• _Required work_:
Note each line where "this" appears, and copy it.

------ Task input ------

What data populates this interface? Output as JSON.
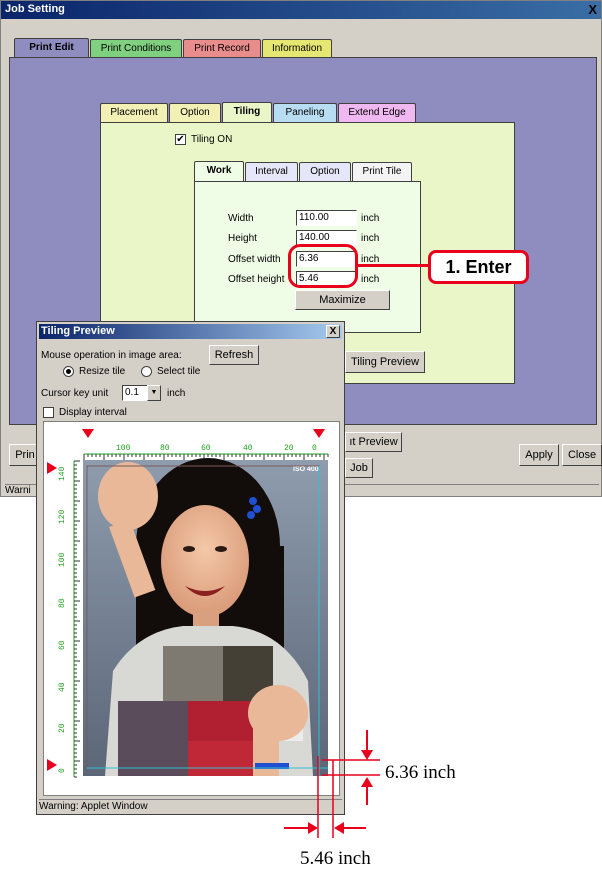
{
  "job_window": {
    "title": "Job Setting",
    "close_glyph": "X",
    "tabs": [
      "Print Edit",
      "Print Conditions",
      "Print Record",
      "Information"
    ],
    "sub_tabs": [
      "Placement",
      "Option",
      "Tiling",
      "Paneling",
      "Extend Edge"
    ],
    "tiling_on_label": "Tiling ON",
    "tiling_on_checked": true,
    "inner_tabs": [
      "Work",
      "Interval",
      "Option",
      "Print Tile"
    ],
    "fields": [
      {
        "label": "Width",
        "value": "110.00",
        "unit": "inch"
      },
      {
        "label": "Height",
        "value": "140.00",
        "unit": "inch"
      },
      {
        "label": "Offset width",
        "value": "6.36",
        "unit": "inch"
      },
      {
        "label": "Offset height",
        "value": "5.46",
        "unit": "inch"
      }
    ],
    "maximize_label": "Maximize",
    "tiling_preview_label": "Tiling Preview",
    "layout_preview_label": "ıt Preview",
    "job_label": "Job",
    "print_label": "Prin",
    "apply_label": "Apply",
    "close_label": "Close",
    "status_warning": "Warni"
  },
  "callout": {
    "label": "1. Enter",
    "color": "#e8001c"
  },
  "preview_window": {
    "title": "Tiling Preview",
    "close_glyph": "X",
    "mouse_label": "Mouse operation in image area:",
    "refresh_label": "Refresh",
    "radio_options": [
      "Resize tile",
      "Select tile"
    ],
    "radio_selected": 0,
    "cursor_unit_label": "Cursor key unit",
    "cursor_unit_value": "0.1",
    "cursor_unit_suffix": "inch",
    "display_interval_label": "Display interval",
    "display_interval_checked": false,
    "top_ruler_labels": [
      "100",
      "80",
      "60",
      "40",
      "20",
      "0"
    ],
    "left_ruler_labels": [
      "140",
      "120",
      "100",
      "80",
      "60",
      "40",
      "20",
      "0"
    ],
    "iso_label": "ISO 400",
    "status_warning": "Warning: Applet Window"
  },
  "dimensions": {
    "offset_width_label": "6.36 inch",
    "offset_height_label": "5.46 inch"
  },
  "colors": {
    "purple_panel": "#8f8cc0",
    "green_panel": "#eaf6c8",
    "light_green_panel": "#effce6",
    "ruler_green": "#1ea01e",
    "marker_red": "#e8001c"
  }
}
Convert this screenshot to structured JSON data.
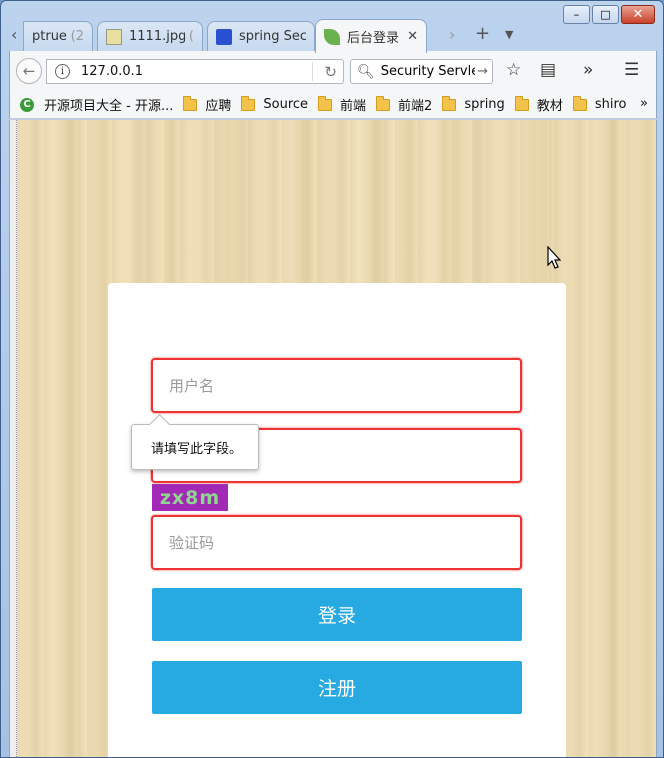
{
  "browser": {
    "tabs": [
      {
        "label": "ptrue",
        "faded": "(2"
      },
      {
        "label": "1111.jpg",
        "faded": "("
      },
      {
        "label": "spring Sec",
        "faded": ""
      },
      {
        "label": "后台登录",
        "faded": ""
      }
    ],
    "window_controls": {
      "minimize": "–",
      "maximize": "□",
      "close": "✕"
    },
    "url": "127.0.0.1",
    "search_text": "Security Servlet",
    "bookmarks": [
      "开源项目大全 - 开源...",
      "应聘",
      "Source",
      "前端",
      "前端2",
      "spring",
      "教材",
      "shiro"
    ],
    "bookmarks_overflow": "»"
  },
  "login": {
    "username_placeholder": "用户名",
    "captcha_placeholder": "验证码",
    "captcha_text": "zx8m",
    "validation_tooltip": "请填写此字段。",
    "login_button": "登录",
    "register_button": "注册"
  },
  "colors": {
    "accent": "#27a9e1",
    "error_border": "#e33333",
    "captcha_bg": "#a229b5",
    "captcha_fg": "#8fd68f"
  }
}
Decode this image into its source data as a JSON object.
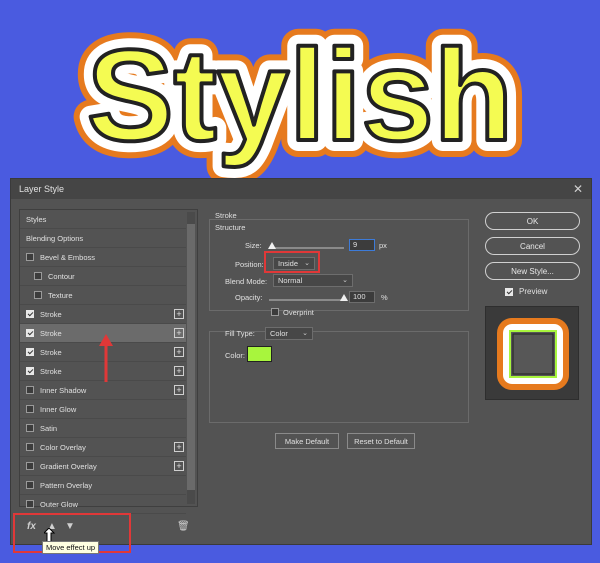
{
  "banner": {
    "text": "Stylish"
  },
  "dialog": {
    "title": "Layer Style",
    "close_label": "✕",
    "styles_list": [
      {
        "label": "Styles",
        "checkbox": false,
        "indent": false,
        "plus": false,
        "selected": false
      },
      {
        "label": "Blending Options",
        "checkbox": false,
        "indent": false,
        "plus": false,
        "selected": false
      },
      {
        "label": "Bevel & Emboss",
        "checkbox": true,
        "checked": false,
        "indent": false,
        "plus": false,
        "selected": false
      },
      {
        "label": "Contour",
        "checkbox": true,
        "checked": false,
        "indent": true,
        "plus": false,
        "selected": false
      },
      {
        "label": "Texture",
        "checkbox": true,
        "checked": false,
        "indent": true,
        "plus": false,
        "selected": false
      },
      {
        "label": "Stroke",
        "checkbox": true,
        "checked": true,
        "indent": false,
        "plus": true,
        "selected": false
      },
      {
        "label": "Stroke",
        "checkbox": true,
        "checked": true,
        "indent": false,
        "plus": true,
        "selected": true
      },
      {
        "label": "Stroke",
        "checkbox": true,
        "checked": true,
        "indent": false,
        "plus": true,
        "selected": false
      },
      {
        "label": "Stroke",
        "checkbox": true,
        "checked": true,
        "indent": false,
        "plus": true,
        "selected": false
      },
      {
        "label": "Inner Shadow",
        "checkbox": true,
        "checked": false,
        "indent": false,
        "plus": true,
        "selected": false
      },
      {
        "label": "Inner Glow",
        "checkbox": true,
        "checked": false,
        "indent": false,
        "plus": false,
        "selected": false
      },
      {
        "label": "Satin",
        "checkbox": true,
        "checked": false,
        "indent": false,
        "plus": false,
        "selected": false
      },
      {
        "label": "Color Overlay",
        "checkbox": true,
        "checked": false,
        "indent": false,
        "plus": true,
        "selected": false
      },
      {
        "label": "Gradient Overlay",
        "checkbox": true,
        "checked": false,
        "indent": false,
        "plus": true,
        "selected": false
      },
      {
        "label": "Pattern Overlay",
        "checkbox": true,
        "checked": false,
        "indent": false,
        "plus": false,
        "selected": false
      },
      {
        "label": "Outer Glow",
        "checkbox": true,
        "checked": false,
        "indent": false,
        "plus": false,
        "selected": false
      }
    ],
    "toolbar": {
      "fx_label": "fx",
      "move_up_icon": "▲",
      "move_down_icon": "▼",
      "trash_icon": "🗑",
      "tooltip": "Move effect up"
    },
    "stroke": {
      "section_title": "Stroke",
      "structure_title": "Structure",
      "size_label": "Size:",
      "size_value": "9",
      "size_unit": "px",
      "size_fraction": 0.04,
      "position_label": "Position:",
      "position_value": "Inside",
      "blend_mode_label": "Blend Mode:",
      "blend_mode_value": "Normal",
      "opacity_label": "Opacity:",
      "opacity_value": "100",
      "opacity_unit": "%",
      "overprint_label": "Overprint",
      "fill_type_label": "Fill Type:",
      "fill_type_value": "Color",
      "color_label": "Color:",
      "color_hex": "#a8f53d",
      "make_default": "Make Default",
      "reset_default": "Reset to Default"
    },
    "right": {
      "ok": "OK",
      "cancel": "Cancel",
      "new_style": "New Style...",
      "preview_label": "Preview",
      "preview_checked": true
    }
  },
  "colors": {
    "background": "#4a5be0",
    "banner_fill": "#f4fb52",
    "banner_outline": "#e67a1e",
    "highlight": "#e03838",
    "preview_ring": "#e67a1e",
    "preview_inner": "#a8f53d"
  }
}
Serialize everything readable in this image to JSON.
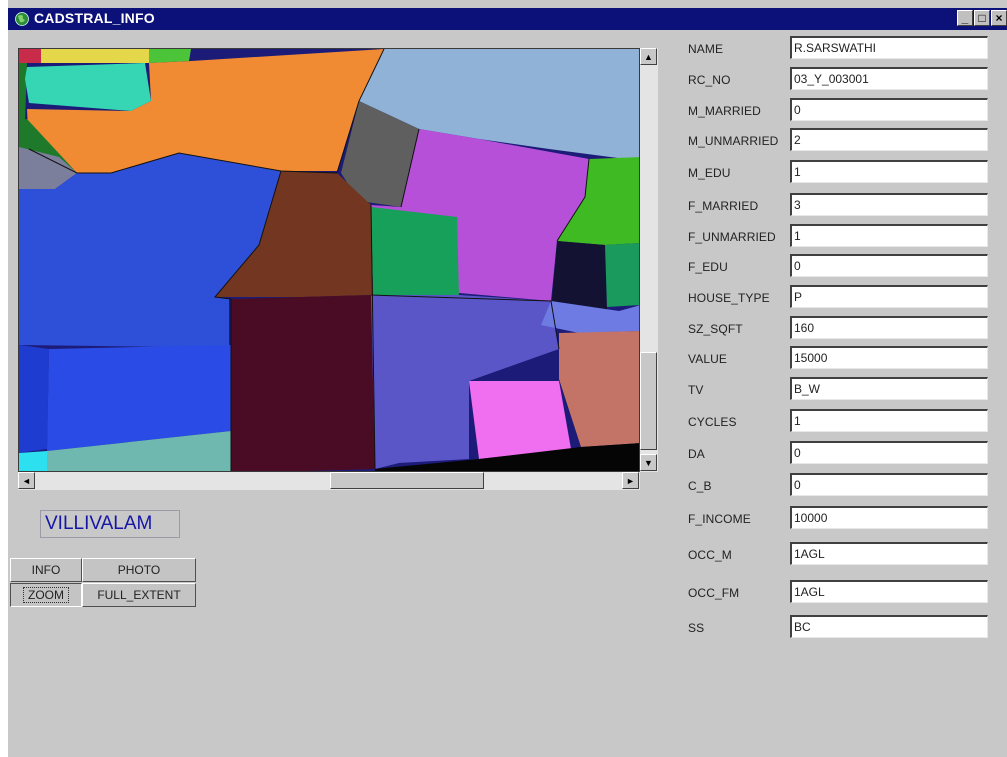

------

• _Written reply_:
What data populates this interface? Output as JSON.
Convert this screenshot to structured JSON data.
Decode this image into its source data as a JSON object.
Serialize everything readable in this image to JSON.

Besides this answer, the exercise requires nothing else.